## GIVEN INSTRUCTION
Rewrite the records below, substituting "Connected Value Chain" for every occurrence of "Digital Value Chain" and leaving every other character unchanged.

## LISTED ENTRIES
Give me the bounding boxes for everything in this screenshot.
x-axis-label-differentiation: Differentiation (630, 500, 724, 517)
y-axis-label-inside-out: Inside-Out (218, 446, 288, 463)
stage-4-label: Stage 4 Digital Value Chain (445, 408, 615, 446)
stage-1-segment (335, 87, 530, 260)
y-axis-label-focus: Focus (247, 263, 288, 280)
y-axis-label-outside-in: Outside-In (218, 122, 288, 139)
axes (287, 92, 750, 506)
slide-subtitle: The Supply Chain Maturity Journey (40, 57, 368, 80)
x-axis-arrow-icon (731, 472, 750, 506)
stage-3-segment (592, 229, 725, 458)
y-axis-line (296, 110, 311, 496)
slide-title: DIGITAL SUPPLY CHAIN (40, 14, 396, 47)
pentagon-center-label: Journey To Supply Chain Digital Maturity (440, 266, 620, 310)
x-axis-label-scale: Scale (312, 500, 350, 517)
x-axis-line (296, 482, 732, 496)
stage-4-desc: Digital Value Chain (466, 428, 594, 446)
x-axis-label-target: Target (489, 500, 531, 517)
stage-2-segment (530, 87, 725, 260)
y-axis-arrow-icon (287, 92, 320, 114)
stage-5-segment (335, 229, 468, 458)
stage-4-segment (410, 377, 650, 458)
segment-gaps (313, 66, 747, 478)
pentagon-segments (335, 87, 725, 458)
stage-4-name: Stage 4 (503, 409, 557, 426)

## FULL RESPONSE
Give me the bounding boxes for everything in this screenshot.
x-axis-label-differentiation: Differentiation (630, 500, 724, 517)
y-axis-label-inside-out: Inside-Out (218, 446, 288, 463)
stage-4-label: Stage 4 Connected Value Chain (445, 408, 615, 446)
stage-1-segment (335, 87, 530, 260)
y-axis-label-focus: Focus (247, 263, 288, 280)
y-axis-label-outside-in: Outside-In (218, 122, 288, 139)
axes (287, 92, 750, 506)
slide-subtitle: The Supply Chain Maturity Journey (40, 57, 368, 80)
x-axis-arrow-icon (731, 472, 750, 506)
stage-3-segment (592, 229, 725, 458)
y-axis-line (296, 110, 311, 496)
slide-title: DIGITAL SUPPLY CHAIN (40, 14, 396, 47)
pentagon-center-label: Journey To Supply Chain Digital Maturity (440, 266, 620, 310)
x-axis-label-scale: Scale (312, 500, 350, 517)
x-axis-line (296, 482, 732, 496)
stage-4-desc: Connected Value Chain (466, 428, 594, 446)
x-axis-label-target: Target (489, 500, 531, 517)
stage-2-segment (530, 87, 725, 260)
y-axis-arrow-icon (287, 92, 320, 114)
stage-5-segment (335, 229, 468, 458)
stage-4-segment (410, 377, 650, 458)
segment-gaps (313, 66, 747, 478)
pentagon-segments (335, 87, 725, 458)
stage-4-name: Stage 4 (503, 409, 557, 426)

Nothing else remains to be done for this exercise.